> WRITTEN PROBLEM
Return each line containing "kind".

> MATERIAL TO PROCESS

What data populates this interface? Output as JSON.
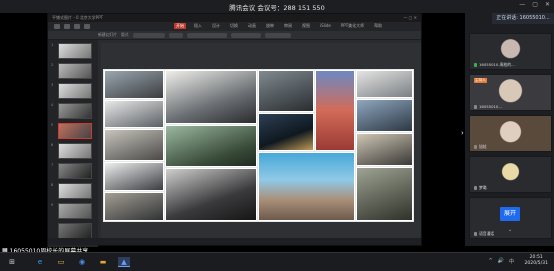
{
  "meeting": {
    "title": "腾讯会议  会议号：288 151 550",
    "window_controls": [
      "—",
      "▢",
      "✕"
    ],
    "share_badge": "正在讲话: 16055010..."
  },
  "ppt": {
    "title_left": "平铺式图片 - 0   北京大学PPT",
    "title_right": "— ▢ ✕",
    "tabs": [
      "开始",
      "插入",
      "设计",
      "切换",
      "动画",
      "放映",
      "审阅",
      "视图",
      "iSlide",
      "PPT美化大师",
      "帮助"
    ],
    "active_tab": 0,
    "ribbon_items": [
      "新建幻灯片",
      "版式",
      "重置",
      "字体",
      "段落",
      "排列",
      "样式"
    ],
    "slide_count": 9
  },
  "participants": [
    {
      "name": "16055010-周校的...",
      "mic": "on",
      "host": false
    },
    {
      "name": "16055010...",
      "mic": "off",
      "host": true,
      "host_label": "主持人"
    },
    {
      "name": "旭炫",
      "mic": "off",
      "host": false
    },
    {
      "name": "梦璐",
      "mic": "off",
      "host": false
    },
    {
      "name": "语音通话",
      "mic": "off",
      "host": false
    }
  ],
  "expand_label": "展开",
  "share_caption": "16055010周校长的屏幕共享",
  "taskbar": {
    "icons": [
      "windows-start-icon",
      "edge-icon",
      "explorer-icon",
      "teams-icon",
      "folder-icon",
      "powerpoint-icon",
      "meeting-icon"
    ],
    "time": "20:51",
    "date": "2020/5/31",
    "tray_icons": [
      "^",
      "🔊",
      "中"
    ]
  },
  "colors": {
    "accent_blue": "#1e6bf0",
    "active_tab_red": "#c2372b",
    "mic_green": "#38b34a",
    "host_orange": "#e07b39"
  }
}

---

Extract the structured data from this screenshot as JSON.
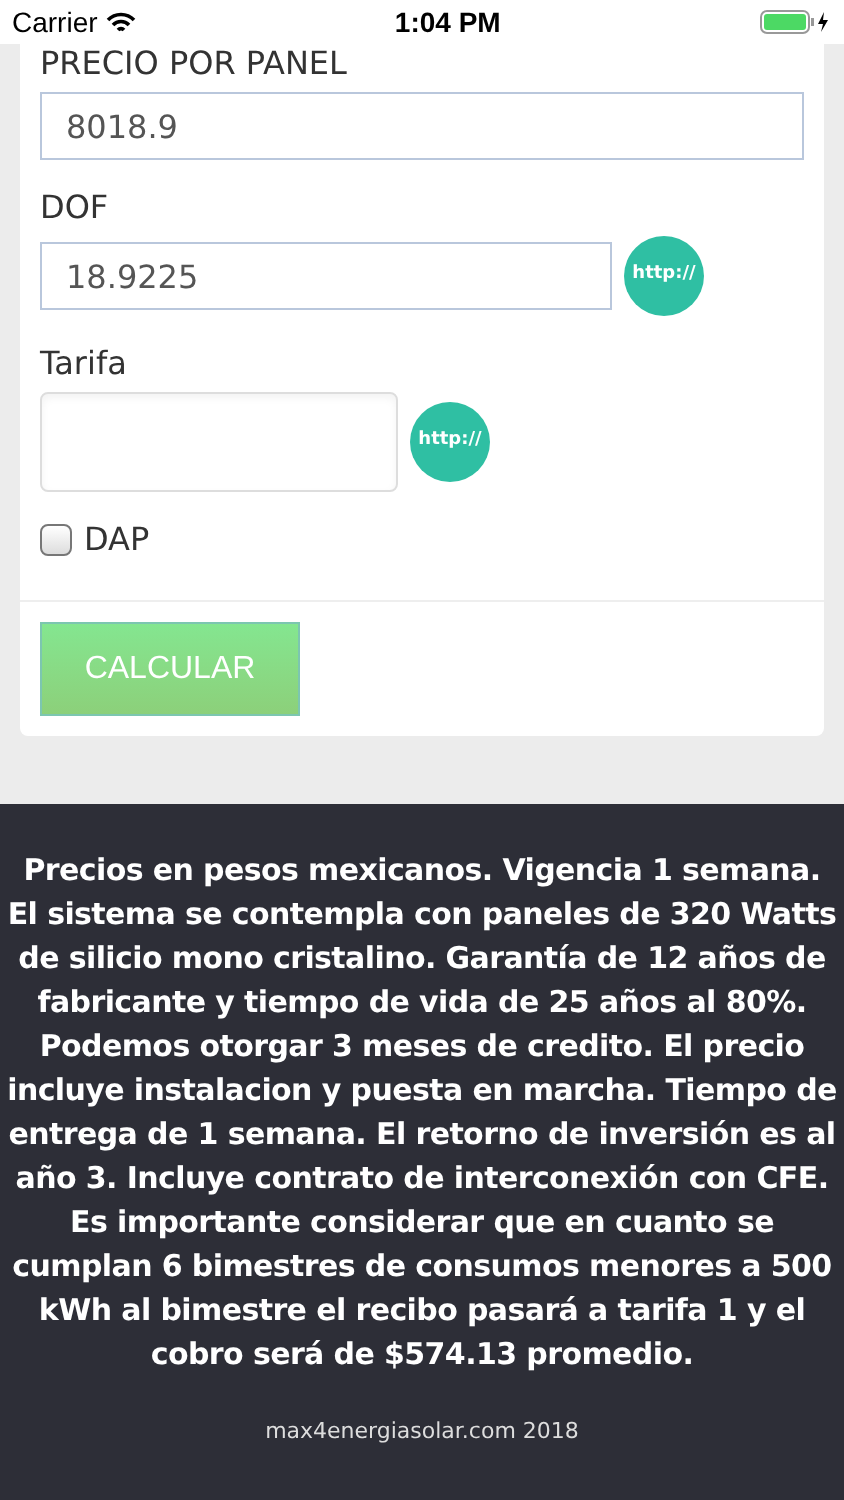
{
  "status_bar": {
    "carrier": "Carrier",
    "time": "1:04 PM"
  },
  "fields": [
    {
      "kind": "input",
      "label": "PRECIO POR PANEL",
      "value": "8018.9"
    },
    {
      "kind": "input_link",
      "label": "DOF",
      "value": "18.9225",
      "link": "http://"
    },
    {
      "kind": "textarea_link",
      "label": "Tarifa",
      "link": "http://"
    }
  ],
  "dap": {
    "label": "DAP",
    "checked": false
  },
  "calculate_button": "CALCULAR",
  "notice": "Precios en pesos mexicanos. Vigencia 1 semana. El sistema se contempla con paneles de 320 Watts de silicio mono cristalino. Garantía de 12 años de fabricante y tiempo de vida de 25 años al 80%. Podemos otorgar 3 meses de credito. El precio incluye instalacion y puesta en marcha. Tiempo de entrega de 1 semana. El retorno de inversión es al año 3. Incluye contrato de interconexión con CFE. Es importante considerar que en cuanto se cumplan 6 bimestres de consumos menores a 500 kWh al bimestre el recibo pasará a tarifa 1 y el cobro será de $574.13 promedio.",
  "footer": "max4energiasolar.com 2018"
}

> EXERCISE SOLUTION
      "kind": "input",
      "kind": "input_link",
      "kind": "textarea_link",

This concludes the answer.